## WHAT IS REQUIRED
Gather each line in the entries that includes the string "fraction".

(Source records)
---------------
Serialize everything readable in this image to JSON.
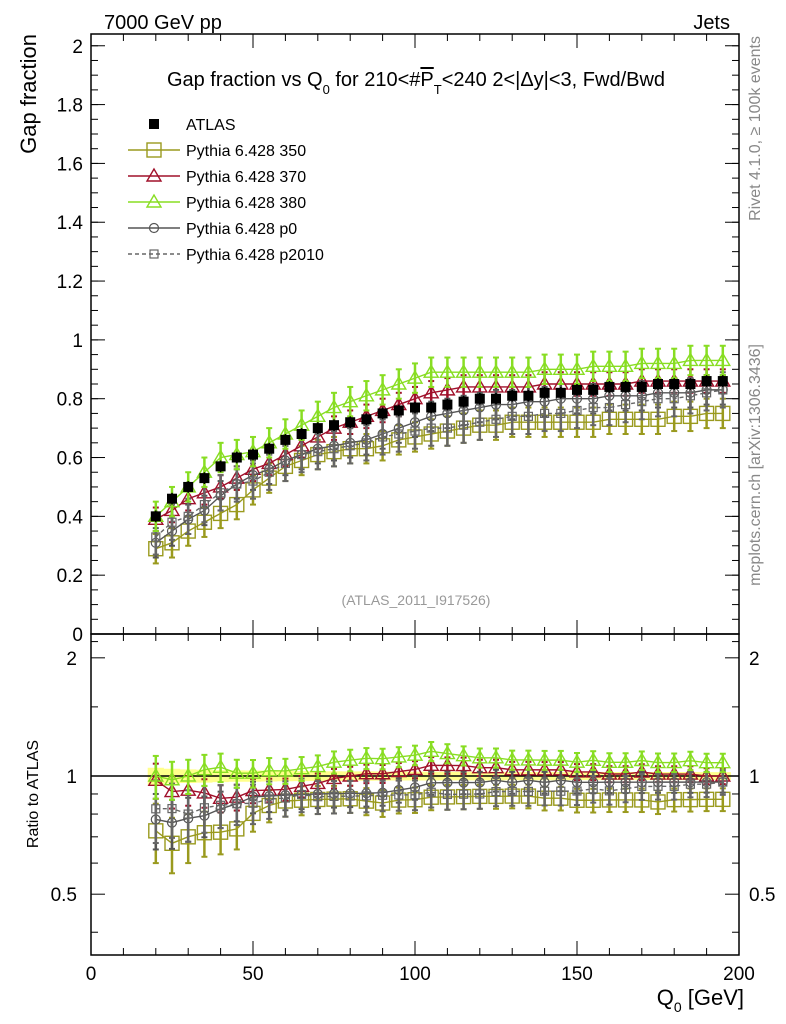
{
  "header": {
    "left": "7000 GeV pp",
    "right": "Jets"
  },
  "side": {
    "rivet": "Rivet 4.1.0, ≥ 100k events",
    "mcplots": "mcplots.cern.ch [arXiv:1306.3436]"
  },
  "chart_data": {
    "type": "line",
    "title": "Gap fraction vs Q0 for 210<#PT<240  2<|Δy|<3, Fwd/Bwd",
    "analysis": "(ATLAS_2011_I917526)",
    "xlabel": "Q0 [GeV]",
    "ylabel": "Gap fraction",
    "ratio_ylabel": "Ratio to ATLAS",
    "xlim": [
      0,
      200
    ],
    "ylim": [
      0,
      2.04
    ],
    "ratio_ylim": [
      0.35,
      2.3
    ],
    "xticks": [
      "0",
      "50",
      "100",
      "150",
      "200"
    ],
    "yticks": [
      "0",
      "0.2",
      "0.4",
      "0.6",
      "0.8",
      "1",
      "1.2",
      "1.4",
      "1.6",
      "1.8",
      "2"
    ],
    "ratio_yticks": [
      "0.5",
      "1",
      "2"
    ],
    "x": [
      20,
      25,
      30,
      35,
      40,
      45,
      50,
      55,
      60,
      65,
      70,
      75,
      80,
      85,
      90,
      95,
      100,
      105,
      110,
      115,
      120,
      125,
      130,
      135,
      140,
      145,
      150,
      155,
      160,
      165,
      170,
      175,
      180,
      185,
      190,
      195
    ],
    "data": {
      "name": "ATLAS",
      "values": [
        0.4,
        0.46,
        0.5,
        0.53,
        0.57,
        0.6,
        0.61,
        0.63,
        0.66,
        0.68,
        0.7,
        0.71,
        0.72,
        0.73,
        0.75,
        0.76,
        0.77,
        0.77,
        0.78,
        0.79,
        0.8,
        0.8,
        0.81,
        0.81,
        0.82,
        0.82,
        0.83,
        0.83,
        0.84,
        0.84,
        0.84,
        0.85,
        0.85,
        0.85,
        0.86,
        0.86
      ],
      "errors": [
        0.02,
        0.02,
        0.02,
        0.02,
        0.02,
        0.02,
        0.02,
        0.02,
        0.02,
        0.02,
        0.02,
        0.02,
        0.02,
        0.02,
        0.02,
        0.02,
        0.02,
        0.02,
        0.02,
        0.02,
        0.02,
        0.02,
        0.02,
        0.02,
        0.02,
        0.02,
        0.02,
        0.02,
        0.02,
        0.02,
        0.02,
        0.02,
        0.02,
        0.02,
        0.02,
        0.02
      ]
    },
    "series": [
      {
        "name": "Pythia 6.428 350",
        "color": "#9a9a1e",
        "marker": "square",
        "dashed": false,
        "values": [
          0.29,
          0.31,
          0.35,
          0.38,
          0.41,
          0.44,
          0.49,
          0.53,
          0.57,
          0.59,
          0.61,
          0.62,
          0.63,
          0.63,
          0.64,
          0.66,
          0.67,
          0.68,
          0.69,
          0.7,
          0.71,
          0.71,
          0.72,
          0.72,
          0.72,
          0.72,
          0.72,
          0.72,
          0.73,
          0.73,
          0.73,
          0.73,
          0.74,
          0.74,
          0.75,
          0.75
        ],
        "errors": [
          0.05,
          0.05,
          0.05,
          0.05,
          0.05,
          0.05,
          0.05,
          0.05,
          0.05,
          0.05,
          0.05,
          0.05,
          0.05,
          0.05,
          0.05,
          0.05,
          0.05,
          0.05,
          0.05,
          0.05,
          0.05,
          0.05,
          0.05,
          0.05,
          0.05,
          0.05,
          0.05,
          0.05,
          0.05,
          0.05,
          0.05,
          0.05,
          0.05,
          0.05,
          0.05,
          0.05
        ]
      },
      {
        "name": "Pythia 6.428 370",
        "color": "#a0102a",
        "marker": "triangle",
        "dashed": false,
        "values": [
          0.39,
          0.42,
          0.46,
          0.48,
          0.5,
          0.53,
          0.56,
          0.58,
          0.61,
          0.64,
          0.67,
          0.7,
          0.72,
          0.74,
          0.76,
          0.78,
          0.8,
          0.82,
          0.83,
          0.84,
          0.84,
          0.84,
          0.84,
          0.84,
          0.85,
          0.85,
          0.85,
          0.85,
          0.85,
          0.85,
          0.86,
          0.86,
          0.86,
          0.86,
          0.86,
          0.86
        ],
        "errors": [
          0.04,
          0.04,
          0.04,
          0.04,
          0.04,
          0.04,
          0.04,
          0.04,
          0.04,
          0.04,
          0.04,
          0.04,
          0.04,
          0.04,
          0.04,
          0.04,
          0.04,
          0.04,
          0.04,
          0.04,
          0.04,
          0.04,
          0.04,
          0.04,
          0.04,
          0.04,
          0.04,
          0.04,
          0.04,
          0.04,
          0.04,
          0.04,
          0.04,
          0.04,
          0.04,
          0.04
        ]
      },
      {
        "name": "Pythia 6.428 380",
        "color": "#88dd22",
        "marker": "triangle",
        "dashed": false,
        "values": [
          0.4,
          0.45,
          0.5,
          0.55,
          0.6,
          0.61,
          0.62,
          0.65,
          0.68,
          0.71,
          0.74,
          0.77,
          0.79,
          0.81,
          0.83,
          0.85,
          0.87,
          0.89,
          0.89,
          0.89,
          0.89,
          0.89,
          0.89,
          0.89,
          0.9,
          0.9,
          0.9,
          0.91,
          0.91,
          0.91,
          0.92,
          0.92,
          0.92,
          0.93,
          0.93,
          0.93
        ],
        "errors": [
          0.05,
          0.05,
          0.05,
          0.05,
          0.05,
          0.05,
          0.05,
          0.05,
          0.05,
          0.05,
          0.05,
          0.05,
          0.05,
          0.05,
          0.05,
          0.05,
          0.05,
          0.05,
          0.05,
          0.05,
          0.05,
          0.05,
          0.05,
          0.05,
          0.05,
          0.05,
          0.05,
          0.05,
          0.05,
          0.05,
          0.05,
          0.05,
          0.05,
          0.05,
          0.05,
          0.05
        ]
      },
      {
        "name": "Pythia 6.428 p0",
        "color": "#555555",
        "marker": "circle",
        "dashed": false,
        "values": [
          0.31,
          0.35,
          0.39,
          0.42,
          0.47,
          0.51,
          0.54,
          0.56,
          0.59,
          0.61,
          0.63,
          0.64,
          0.65,
          0.66,
          0.68,
          0.7,
          0.72,
          0.74,
          0.75,
          0.76,
          0.77,
          0.78,
          0.78,
          0.79,
          0.79,
          0.8,
          0.8,
          0.8,
          0.81,
          0.81,
          0.81,
          0.82,
          0.82,
          0.82,
          0.83,
          0.83
        ],
        "errors": [
          0.05,
          0.05,
          0.05,
          0.05,
          0.05,
          0.05,
          0.05,
          0.05,
          0.05,
          0.05,
          0.05,
          0.05,
          0.05,
          0.05,
          0.05,
          0.05,
          0.05,
          0.05,
          0.05,
          0.05,
          0.05,
          0.05,
          0.05,
          0.05,
          0.05,
          0.05,
          0.05,
          0.05,
          0.05,
          0.05,
          0.05,
          0.05,
          0.05,
          0.05,
          0.05,
          0.05
        ]
      },
      {
        "name": "Pythia 6.428 p2010",
        "color": "#666666",
        "marker": "square-small",
        "dashed": true,
        "values": [
          0.33,
          0.38,
          0.4,
          0.44,
          0.48,
          0.51,
          0.52,
          0.55,
          0.58,
          0.61,
          0.62,
          0.63,
          0.64,
          0.65,
          0.67,
          0.68,
          0.69,
          0.7,
          0.7,
          0.71,
          0.72,
          0.73,
          0.74,
          0.74,
          0.75,
          0.75,
          0.76,
          0.77,
          0.77,
          0.78,
          0.79,
          0.8,
          0.8,
          0.81,
          0.82,
          0.83
        ],
        "errors": [
          0.06,
          0.06,
          0.06,
          0.06,
          0.06,
          0.06,
          0.06,
          0.06,
          0.06,
          0.06,
          0.06,
          0.06,
          0.06,
          0.06,
          0.06,
          0.06,
          0.06,
          0.06,
          0.06,
          0.06,
          0.06,
          0.06,
          0.06,
          0.06,
          0.06,
          0.06,
          0.06,
          0.06,
          0.06,
          0.06,
          0.06,
          0.06,
          0.06,
          0.06,
          0.06,
          0.06
        ]
      }
    ]
  }
}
---------------
## TASK RESPONSE
    "title": "Gap fraction vs Q0 for 210<#PT<240  2<|Δy|<3, Fwd/Bwd",
    "ylabel": "Gap fraction",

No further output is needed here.